» **Objective 1**:
In two sentences, summarize the forum exchange about Churchill's drinking.

┌─ Source excerpt

July 14th, 2017 11:35am
Io, you're not like Churchill. You're not a scion of an aristocratic clan and you don't have a well-connected mother to help you through 1/2 of your career.
July 14th, 2017 12:31pm
Never thought there's any resemblance :)
Was just amazed how much he lived given how much he drank. Again, I know I'm not like him :)
July 14th, 2017 12:46pm
"to drink 42,000 bottles, he'd have to have had 1.27 bottles a day since birth"
The 42,000 was an estimate based on his known drinking habits.
It would make more sense to start with that rather than estimate A from an estimate of B that was based on a measurement of A.
July 14th, 2017 1:05pm
The year we have actual numbers for is 1908. That year he bought and drank:
- 108 full bottles and 84 half-bottles of Pol Roger 1895 vintage champagne, plus 48 half-bottles of the 1900 Pol Roger vintage
- 72 bottles of St Estèphe wine
- 60 bottles of port
- 84 bottles of sparkling Moselle wine
- 72 bottles of whisky
- 36 bottles of 20-year-old brandy
- 36 bottles of vermouth
- 4 bottles of gin
July 14th, 2017 1:08pm
So their estimate of 42000 was calculated as 42000 bottles of anything, including half bottles, 600 per year, over 70 years.

└─
┌─ Data shown

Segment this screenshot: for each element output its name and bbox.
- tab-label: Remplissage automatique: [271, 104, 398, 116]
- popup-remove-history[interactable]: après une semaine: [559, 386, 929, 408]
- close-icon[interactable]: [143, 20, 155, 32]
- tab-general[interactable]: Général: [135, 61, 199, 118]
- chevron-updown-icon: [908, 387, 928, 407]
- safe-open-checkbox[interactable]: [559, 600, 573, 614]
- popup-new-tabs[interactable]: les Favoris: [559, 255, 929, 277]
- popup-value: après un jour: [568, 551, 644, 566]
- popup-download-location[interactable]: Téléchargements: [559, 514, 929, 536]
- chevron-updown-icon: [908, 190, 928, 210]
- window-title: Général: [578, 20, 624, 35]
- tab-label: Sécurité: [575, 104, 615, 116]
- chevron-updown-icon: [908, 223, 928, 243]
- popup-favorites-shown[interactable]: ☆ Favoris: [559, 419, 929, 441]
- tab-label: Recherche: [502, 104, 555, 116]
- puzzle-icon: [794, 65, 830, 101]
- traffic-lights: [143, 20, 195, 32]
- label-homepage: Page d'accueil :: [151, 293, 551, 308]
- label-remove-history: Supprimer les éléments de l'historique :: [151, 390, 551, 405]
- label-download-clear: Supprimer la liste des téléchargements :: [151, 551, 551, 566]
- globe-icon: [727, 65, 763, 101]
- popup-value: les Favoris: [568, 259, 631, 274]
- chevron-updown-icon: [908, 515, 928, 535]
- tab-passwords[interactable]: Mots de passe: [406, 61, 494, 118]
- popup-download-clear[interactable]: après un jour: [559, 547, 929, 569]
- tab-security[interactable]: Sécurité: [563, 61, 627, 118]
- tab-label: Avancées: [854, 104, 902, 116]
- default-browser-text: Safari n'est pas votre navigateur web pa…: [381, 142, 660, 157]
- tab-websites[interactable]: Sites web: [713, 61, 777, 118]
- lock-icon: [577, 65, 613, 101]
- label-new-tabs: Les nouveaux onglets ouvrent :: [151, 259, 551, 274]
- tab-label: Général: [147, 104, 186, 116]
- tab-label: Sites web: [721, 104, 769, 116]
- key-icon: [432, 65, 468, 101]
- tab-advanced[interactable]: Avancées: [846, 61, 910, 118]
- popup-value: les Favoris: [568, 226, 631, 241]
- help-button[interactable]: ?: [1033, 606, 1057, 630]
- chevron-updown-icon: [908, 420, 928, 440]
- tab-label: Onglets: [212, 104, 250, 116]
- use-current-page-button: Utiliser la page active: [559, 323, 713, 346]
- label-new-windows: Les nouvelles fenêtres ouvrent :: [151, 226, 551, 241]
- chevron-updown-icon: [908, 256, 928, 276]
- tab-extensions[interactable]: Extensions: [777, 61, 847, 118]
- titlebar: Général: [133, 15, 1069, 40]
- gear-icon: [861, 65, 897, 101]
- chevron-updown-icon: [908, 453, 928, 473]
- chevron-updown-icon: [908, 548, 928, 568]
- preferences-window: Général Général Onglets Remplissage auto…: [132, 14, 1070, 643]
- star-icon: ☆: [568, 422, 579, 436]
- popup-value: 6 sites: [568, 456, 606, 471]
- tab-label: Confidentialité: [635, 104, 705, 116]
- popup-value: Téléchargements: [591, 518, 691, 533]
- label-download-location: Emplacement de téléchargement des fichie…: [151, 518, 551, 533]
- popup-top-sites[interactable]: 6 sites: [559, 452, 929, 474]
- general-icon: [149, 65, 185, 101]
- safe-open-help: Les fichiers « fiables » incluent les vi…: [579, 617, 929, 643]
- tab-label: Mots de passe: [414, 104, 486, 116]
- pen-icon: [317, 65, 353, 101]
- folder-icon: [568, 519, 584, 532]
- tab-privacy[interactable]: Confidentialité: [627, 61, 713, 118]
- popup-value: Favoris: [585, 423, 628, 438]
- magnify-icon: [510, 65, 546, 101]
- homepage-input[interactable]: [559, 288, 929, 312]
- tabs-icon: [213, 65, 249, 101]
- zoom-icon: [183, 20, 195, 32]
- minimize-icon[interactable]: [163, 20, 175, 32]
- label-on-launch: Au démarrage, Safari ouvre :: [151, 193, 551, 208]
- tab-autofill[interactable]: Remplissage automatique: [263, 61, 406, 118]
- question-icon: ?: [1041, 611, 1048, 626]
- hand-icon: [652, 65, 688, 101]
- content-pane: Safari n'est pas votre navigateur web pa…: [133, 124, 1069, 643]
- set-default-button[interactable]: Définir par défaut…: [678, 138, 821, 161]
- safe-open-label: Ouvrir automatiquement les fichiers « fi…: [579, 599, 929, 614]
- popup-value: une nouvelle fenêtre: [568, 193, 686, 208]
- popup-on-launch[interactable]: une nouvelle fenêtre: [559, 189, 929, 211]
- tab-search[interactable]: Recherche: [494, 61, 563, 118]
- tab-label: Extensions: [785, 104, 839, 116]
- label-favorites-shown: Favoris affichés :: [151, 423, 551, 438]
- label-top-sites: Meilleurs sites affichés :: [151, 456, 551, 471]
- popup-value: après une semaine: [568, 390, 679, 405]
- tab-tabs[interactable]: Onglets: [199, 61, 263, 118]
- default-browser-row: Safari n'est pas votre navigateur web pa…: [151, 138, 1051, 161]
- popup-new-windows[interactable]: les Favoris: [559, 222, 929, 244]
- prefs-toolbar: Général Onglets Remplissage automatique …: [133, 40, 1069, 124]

└─

» **Objective 2**:
Render the records as a Markdown table with the columns Row and Line, starting with their first line and going on through the line with "- lock-icon: [577, 65, 613, 101]". Number each line, leave out blank lines, and include only those lines.

» **Written response 1**:
After a post tells Io that Io is not like Churchill, a reply says no resemblance was ever intended and that the point was amazement at how long he lived given how much he drank. Later posts question an estimate of 42,000 bottles, list what he bought and drank in 1908, and conclude that the figure counted bottles of anything, half bottles included, at 600 per year over 70 years.

» **Written response 2**:
| Row | Line |
|---|---|
| 1 | Segment this screenshot: for each element output its name and bbox. |
| 2 | - tab-label: Remplissage automatique: [271, 104, 398, 116] |
| 3 | - popup-remove-history[interactable]: après une semaine: [559, 386, 929, 408] |
| 4 | - close-icon[interactable]: [143, 20, 155, 32] |
| 5 | - tab-general[interactable]: Général: [135, 61, 199, 118] |
| 6 | - chevron-updown-icon: [908, 387, 928, 407] |
| 7 | - safe-open-checkbox[interactable]: [559, 600, 573, 614] |
| 8 | - popup-new-tabs[interactable]: les Favoris: [559, 255, 929, 277] |
| 9 | - popup-value: après un jour: [568, 551, 644, 566] |
| 10 | - popup-download-location[interactable]: Téléchargements: [559, 514, 929, 536] |
| 11 | - chevron-updown-icon: [908, 190, 928, 210] |
| 12 | - window-title: Général: [578, 20, 624, 35] |
| 13 | - tab-label: Sécurité: [575, 104, 615, 116] |
| 14 | - chevron-updown-icon: [908, 223, 928, 243] |
| 15 | - popup-favorites-shown[interactable]: ☆ Favoris: [559, 419, 929, 441] |
| 16 | - tab-label: Recherche: [502, 104, 555, 116] |
| 17 | - puzzle-icon: [794, 65, 830, 101] |
| 18 | - traffic-lights: [143, 20, 195, 32] |
| 19 | - label-homepage: Page d'accueil :: [151, 293, 551, 308] |
| 20 | - label-remove-history: Supprimer les éléments de l'historique :: [151, 390, 551, 405] |
| 21 | - label-download-clear: Supprimer la liste des téléchargements :: [151, 551, 551, 566] |
| 22 | - globe-icon: [727, 65, 763, 101] |
| 23 | - popup-value: les Favoris: [568, 259, 631, 274] |
| 24 | - chevron-updown-icon: [908, 515, 928, 535] |
| 25 | - tab-passwords[interactable]: Mots de passe: [406, 61, 494, 118] |
| 26 | - popup-download-clear[interactable]: après un jour: [559, 547, 929, 569] |
| 27 | - tab-security[interactable]: Sécurité: [563, 61, 627, 118] |
| 28 | - tab-label: Avancées: [854, 104, 902, 116] |
| 29 | - default-browser-text: Safari n'est pas votre navigateur web pa…: [381, 142, 660, 157] |
| 30 | - tab-websites[interactable]: Sites web: [713, 61, 777, 118] |
| 31 | - lock-icon: [577, 65, 613, 101] |